* **Exercise description**
Retype the records below exactly as they appear.

* **Extracts from a graphics dataset**
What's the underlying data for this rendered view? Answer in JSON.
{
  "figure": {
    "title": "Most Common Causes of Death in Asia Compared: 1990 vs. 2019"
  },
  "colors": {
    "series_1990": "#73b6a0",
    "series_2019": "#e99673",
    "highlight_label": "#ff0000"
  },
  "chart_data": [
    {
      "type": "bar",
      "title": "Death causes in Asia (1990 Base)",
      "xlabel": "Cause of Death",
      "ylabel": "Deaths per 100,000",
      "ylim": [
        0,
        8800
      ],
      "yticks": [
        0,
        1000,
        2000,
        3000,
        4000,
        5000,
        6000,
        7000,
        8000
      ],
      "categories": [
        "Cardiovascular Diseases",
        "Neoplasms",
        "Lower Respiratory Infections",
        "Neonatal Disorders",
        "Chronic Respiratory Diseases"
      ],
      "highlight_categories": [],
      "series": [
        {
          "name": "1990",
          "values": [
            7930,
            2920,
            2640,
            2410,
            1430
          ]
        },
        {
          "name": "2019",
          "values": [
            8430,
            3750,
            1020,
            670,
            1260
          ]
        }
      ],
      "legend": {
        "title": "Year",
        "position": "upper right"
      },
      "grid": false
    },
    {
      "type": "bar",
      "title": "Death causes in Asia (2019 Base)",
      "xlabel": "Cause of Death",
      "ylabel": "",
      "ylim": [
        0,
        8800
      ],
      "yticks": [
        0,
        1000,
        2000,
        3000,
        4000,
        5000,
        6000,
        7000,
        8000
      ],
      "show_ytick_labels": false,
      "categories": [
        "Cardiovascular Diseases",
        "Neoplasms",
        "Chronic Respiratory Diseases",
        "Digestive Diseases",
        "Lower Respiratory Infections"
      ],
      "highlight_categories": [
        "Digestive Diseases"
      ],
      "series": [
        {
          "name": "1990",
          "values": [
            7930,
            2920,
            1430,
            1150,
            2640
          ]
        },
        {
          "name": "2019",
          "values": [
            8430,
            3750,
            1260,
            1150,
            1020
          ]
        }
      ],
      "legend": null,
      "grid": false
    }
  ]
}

* **Full response**
What's the underlying data for this rendered view? Answer in JSON.
{
  "figure": {
    "title": "Most Common Causes of Death in Asia Compared: 1990 vs. 2019"
  },
  "colors": {
    "series_1990": "#73b6a0",
    "series_2019": "#e99673",
    "highlight_label": "#ff0000"
  },
  "chart_data": [
    {
      "type": "bar",
      "title": "Death causes in Asia (1990 Base)",
      "xlabel": "Cause of Death",
      "ylabel": "Deaths per 100,000",
      "ylim": [
        0,
        8800
      ],
      "yticks": [
        0,
        1000,
        2000,
        3000,
        4000,
        5000,
        6000,
        7000,
        8000
      ],
      "categories": [
        "Cardiovascular Diseases",
        "Neoplasms",
        "Lower Respiratory Infections",
        "Neonatal Disorders",
        "Chronic Respiratory Diseases"
      ],
      "highlight_categories": [],
      "series": [
        {
          "name": "1990",
          "values": [
            7930,
            2920,
            2640,
            2410,
            1430
          ]
        },
        {
          "name": "2019",
          "values": [
            8430,
            3750,
            1020,
            670,
            1260
          ]
        }
      ],
      "legend": {
        "title": "Year",
        "position": "upper right"
      },
      "grid": false
    },
    {
      "type": "bar",
      "title": "Death causes in Asia (2019 Base)",
      "xlabel": "Cause of Death",
      "ylabel": "",
      "ylim": [
        0,
        8800
      ],
      "yticks": [
        0,
        1000,
        2000,
        3000,
        4000,
        5000,
        6000,
        7000,
        8000
      ],
      "show_ytick_labels": false,
      "categories": [
        "Cardiovascular Diseases",
        "Neoplasms",
        "Chronic Respiratory Diseases",
        "Digestive Diseases",
        "Lower Respiratory Infections"
      ],
      "highlight_categories": [
        "Digestive Diseases"
      ],
      "series": [
        {
          "name": "1990",
          "values": [
            7930,
            2920,
            1430,
            1150,
            2640
          ]
        },
        {
          "name": "2019",
          "values": [
            8430,
            3750,
            1260,
            1150,
            1020
          ]
        }
      ],
      "legend": null,
      "grid": false
    }
  ]
}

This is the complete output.